Source data
★ ★ ★ ★ ★
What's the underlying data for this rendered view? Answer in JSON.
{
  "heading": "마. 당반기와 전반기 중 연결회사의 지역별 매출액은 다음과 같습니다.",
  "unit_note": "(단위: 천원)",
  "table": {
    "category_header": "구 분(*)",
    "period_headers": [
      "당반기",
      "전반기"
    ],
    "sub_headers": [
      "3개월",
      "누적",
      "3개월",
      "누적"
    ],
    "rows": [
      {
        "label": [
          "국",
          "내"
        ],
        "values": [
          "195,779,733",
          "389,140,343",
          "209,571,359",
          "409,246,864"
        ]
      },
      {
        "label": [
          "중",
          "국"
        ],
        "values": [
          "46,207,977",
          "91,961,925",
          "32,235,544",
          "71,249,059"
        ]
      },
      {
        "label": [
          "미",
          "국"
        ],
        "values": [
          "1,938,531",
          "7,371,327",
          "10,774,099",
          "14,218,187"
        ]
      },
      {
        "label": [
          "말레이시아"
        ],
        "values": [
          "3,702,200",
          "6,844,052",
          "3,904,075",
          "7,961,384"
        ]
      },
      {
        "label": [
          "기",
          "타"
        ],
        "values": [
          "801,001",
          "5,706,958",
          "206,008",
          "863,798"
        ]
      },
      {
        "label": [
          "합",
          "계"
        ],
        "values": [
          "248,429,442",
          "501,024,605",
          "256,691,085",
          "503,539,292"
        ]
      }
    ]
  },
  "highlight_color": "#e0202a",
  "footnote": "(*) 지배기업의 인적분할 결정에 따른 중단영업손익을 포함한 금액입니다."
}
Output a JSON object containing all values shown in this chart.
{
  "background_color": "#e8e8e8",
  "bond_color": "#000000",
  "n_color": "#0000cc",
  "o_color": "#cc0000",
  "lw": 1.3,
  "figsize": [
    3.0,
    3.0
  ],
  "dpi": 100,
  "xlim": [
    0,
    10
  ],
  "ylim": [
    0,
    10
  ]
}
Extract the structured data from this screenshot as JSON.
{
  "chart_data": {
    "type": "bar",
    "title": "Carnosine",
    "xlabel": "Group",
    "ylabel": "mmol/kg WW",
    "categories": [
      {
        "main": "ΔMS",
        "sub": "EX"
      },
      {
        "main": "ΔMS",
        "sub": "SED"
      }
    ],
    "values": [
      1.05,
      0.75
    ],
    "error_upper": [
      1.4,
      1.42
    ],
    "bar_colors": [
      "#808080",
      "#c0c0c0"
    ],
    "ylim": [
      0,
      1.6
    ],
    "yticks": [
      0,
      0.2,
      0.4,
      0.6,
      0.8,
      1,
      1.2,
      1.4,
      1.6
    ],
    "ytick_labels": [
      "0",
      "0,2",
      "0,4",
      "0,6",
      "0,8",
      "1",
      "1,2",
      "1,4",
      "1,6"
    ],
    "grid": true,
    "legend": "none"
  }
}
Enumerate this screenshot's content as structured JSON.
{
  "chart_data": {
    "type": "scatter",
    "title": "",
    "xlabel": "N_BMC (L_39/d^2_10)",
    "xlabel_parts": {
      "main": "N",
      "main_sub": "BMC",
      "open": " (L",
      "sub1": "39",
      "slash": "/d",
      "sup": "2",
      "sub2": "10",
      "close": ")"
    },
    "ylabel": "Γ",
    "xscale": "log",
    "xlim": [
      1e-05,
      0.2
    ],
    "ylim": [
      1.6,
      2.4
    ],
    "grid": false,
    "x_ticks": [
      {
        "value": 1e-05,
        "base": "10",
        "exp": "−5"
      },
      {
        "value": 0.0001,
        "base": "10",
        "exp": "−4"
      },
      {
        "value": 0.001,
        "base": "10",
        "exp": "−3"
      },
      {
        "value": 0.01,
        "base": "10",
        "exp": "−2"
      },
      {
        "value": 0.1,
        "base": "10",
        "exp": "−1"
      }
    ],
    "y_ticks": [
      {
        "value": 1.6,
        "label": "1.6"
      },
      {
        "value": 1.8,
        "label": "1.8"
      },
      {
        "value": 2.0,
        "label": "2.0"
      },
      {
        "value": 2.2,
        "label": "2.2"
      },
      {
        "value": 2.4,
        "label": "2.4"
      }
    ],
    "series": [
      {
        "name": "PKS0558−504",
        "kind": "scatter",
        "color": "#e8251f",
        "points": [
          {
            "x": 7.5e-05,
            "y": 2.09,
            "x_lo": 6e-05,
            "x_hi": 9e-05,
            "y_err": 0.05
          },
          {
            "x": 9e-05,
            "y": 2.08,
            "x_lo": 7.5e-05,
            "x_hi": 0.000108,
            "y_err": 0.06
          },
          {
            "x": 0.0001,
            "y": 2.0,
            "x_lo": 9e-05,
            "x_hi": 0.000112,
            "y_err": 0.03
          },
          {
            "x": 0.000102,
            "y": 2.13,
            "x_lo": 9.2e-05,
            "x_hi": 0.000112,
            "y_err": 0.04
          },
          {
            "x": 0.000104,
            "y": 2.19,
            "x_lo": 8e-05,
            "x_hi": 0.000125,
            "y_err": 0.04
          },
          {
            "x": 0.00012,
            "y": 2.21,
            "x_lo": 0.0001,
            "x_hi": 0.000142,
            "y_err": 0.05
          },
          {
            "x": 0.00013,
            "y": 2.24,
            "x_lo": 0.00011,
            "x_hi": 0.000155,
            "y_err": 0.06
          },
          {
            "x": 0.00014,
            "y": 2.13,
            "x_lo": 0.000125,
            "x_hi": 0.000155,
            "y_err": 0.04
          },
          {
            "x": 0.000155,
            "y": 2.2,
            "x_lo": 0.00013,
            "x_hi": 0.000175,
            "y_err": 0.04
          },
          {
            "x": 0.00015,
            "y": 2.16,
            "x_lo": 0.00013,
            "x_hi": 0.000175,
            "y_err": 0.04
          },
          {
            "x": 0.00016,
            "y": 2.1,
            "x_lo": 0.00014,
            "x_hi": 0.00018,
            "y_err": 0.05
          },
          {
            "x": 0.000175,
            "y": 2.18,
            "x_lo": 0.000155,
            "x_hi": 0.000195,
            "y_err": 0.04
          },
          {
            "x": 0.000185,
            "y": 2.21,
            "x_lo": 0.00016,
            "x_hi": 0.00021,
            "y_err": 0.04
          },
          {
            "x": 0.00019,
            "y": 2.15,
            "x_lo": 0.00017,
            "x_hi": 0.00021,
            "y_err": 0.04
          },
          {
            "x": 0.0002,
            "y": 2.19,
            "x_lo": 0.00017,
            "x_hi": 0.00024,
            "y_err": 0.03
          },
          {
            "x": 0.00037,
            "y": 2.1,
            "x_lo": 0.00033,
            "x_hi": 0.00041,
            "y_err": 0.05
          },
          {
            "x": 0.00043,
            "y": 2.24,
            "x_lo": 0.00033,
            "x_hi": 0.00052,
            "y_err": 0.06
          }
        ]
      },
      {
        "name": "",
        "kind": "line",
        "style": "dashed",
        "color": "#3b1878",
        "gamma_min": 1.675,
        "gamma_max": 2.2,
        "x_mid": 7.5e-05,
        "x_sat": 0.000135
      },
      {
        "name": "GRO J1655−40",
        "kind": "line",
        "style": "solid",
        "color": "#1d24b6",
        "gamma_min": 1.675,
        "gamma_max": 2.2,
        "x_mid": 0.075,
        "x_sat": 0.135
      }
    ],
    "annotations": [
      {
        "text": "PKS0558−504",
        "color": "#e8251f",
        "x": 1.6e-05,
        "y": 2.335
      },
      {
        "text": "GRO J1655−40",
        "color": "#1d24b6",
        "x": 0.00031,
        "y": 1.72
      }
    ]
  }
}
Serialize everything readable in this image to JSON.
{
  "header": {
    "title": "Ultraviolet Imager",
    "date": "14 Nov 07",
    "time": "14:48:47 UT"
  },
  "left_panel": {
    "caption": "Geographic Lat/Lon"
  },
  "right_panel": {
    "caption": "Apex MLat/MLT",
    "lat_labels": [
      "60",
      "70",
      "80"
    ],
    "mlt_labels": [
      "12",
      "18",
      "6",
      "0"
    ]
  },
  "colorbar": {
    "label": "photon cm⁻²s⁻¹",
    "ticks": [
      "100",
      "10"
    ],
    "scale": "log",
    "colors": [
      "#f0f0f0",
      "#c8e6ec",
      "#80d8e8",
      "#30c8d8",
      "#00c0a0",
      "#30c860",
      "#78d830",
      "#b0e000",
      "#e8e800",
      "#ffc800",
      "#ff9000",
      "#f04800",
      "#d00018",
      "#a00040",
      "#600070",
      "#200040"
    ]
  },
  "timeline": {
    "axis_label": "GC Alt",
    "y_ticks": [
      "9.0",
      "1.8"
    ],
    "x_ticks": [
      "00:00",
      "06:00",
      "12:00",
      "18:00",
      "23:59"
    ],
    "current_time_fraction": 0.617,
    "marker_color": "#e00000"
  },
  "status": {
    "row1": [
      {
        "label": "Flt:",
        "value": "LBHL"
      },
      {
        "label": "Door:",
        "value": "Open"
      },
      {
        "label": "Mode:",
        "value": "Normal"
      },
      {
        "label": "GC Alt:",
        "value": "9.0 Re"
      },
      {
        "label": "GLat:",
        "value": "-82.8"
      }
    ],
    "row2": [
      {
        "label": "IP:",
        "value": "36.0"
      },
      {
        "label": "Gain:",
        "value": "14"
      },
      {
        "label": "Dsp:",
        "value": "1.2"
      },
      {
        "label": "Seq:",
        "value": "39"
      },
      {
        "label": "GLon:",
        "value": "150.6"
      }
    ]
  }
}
★ ★ ★ ★ ★
▸ REQUEST
Pull out all lines of the data with the string "JSON".

▸ TASK OUTPUT
What's the underlying data for this rendered view? Answer in JSON.
Output a JSON object containing all values shown in this chart.
Extract the structured data from this screenshot as JSON.
Enumerate this screenshot's content as structured JSON.
Serialize everything readable in this image to JSON.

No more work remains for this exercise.